◆ **EXERCISE TASK 1**
Rewrite the rows of data starting at the row containing "Text: Stria" and ending with the final row, replacing "Polygon shape" with "Polygon outline" throughout and leaving everything else unchanged.

◆ **PAGE TEXT**
▬▬▬▬▬▬
In the first eight-week cycle conducted in this program, the trainees who presented the Site Selection/Pond Construction seminar staked out a pond as if it were to be constructed, then led the trainees through the step-by-step construction process using a large dirt and clay model that was placed out at the actual pond site. Although this was a very good effort, the final evaluations submitted by the trainees overwhelmingly cited Pond Construction as the area in which they felt the least confident, and many expressed frustration that they had not been able to construct a pond in training.
In the second eight-week cycle, trainees were so adamant about wanting to get experience in pond construction that another approach was taken. In this program, the trainees who presented the Site Selection/Pond Construction seminar coordinated a group project in which trainees built new dikes in existing ponds (transforming two ponds into three ponds, in this case). This did provide an opportunity to get actual experience moving dirt, tamping dikes, putting in an anti-seep collar, etc. It did not, however, allow trainees to experience each step involved in constructing a pond from beginning to end. Trainees still felt uncomfortable with their level of competence in pond construction at the end of training.
▬▬▬▬▬▬
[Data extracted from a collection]
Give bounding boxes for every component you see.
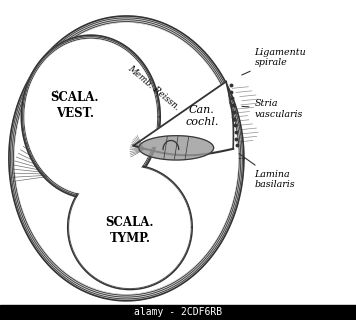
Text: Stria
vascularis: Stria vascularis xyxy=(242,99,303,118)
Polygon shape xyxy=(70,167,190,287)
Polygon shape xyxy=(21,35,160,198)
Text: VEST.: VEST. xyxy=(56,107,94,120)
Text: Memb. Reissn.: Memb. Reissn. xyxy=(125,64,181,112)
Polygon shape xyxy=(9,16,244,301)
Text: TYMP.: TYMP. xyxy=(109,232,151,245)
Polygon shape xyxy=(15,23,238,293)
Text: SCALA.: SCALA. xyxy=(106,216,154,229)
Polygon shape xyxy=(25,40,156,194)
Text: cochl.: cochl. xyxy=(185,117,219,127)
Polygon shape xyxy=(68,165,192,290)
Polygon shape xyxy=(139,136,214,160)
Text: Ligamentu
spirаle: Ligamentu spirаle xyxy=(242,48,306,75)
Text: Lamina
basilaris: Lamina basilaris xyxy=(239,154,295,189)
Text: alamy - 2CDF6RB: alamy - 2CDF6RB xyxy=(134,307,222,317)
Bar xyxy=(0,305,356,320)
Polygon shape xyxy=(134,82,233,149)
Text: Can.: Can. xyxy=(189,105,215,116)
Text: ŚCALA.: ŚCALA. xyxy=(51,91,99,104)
▬▬▬▬▬▬
◆ **EXERCISE TASK 2**
According to the text on pond construction training, what did trainees build in existing ponds during the second eight-week cycle?

◆ **FULL ANSWER 1**
Text: Stria
vascularis: Stria vascularis xyxy=(242,99,303,118)
Polygon outline xyxy=(70,167,190,287)
Polygon outline xyxy=(21,35,160,198)
Text: VEST.: VEST. xyxy=(56,107,94,120)
Text: Memb. Reissn.: Memb. Reissn. xyxy=(125,64,181,112)
Polygon outline xyxy=(9,16,244,301)
Text: TYMP.: TYMP. xyxy=(109,232,151,245)
Polygon outline xyxy=(15,23,238,293)
Text: SCALA.: SCALA. xyxy=(106,216,154,229)
Polygon outline xyxy=(25,40,156,194)
Text: cochl.: cochl. xyxy=(185,117,219,127)
Polygon outline xyxy=(68,165,192,290)
Polygon outline xyxy=(139,136,214,160)
Text: Ligamentu
spirаle: Ligamentu spirаle xyxy=(242,48,306,75)
Text: Lamina
basilaris: Lamina basilaris xyxy=(239,154,295,189)
Text: alamy - 2CDF6RB: alamy - 2CDF6RB xyxy=(134,307,222,317)
Bar xyxy=(0,305,356,320)
Polygon outline xyxy=(134,82,233,149)
Text: Can.: Can. xyxy=(189,105,215,116)
Text: ŚCALA.: ŚCALA. xyxy=(51,91,99,104)

◆ **FULL ANSWER 2**
New dikes, which transformed two ponds into three.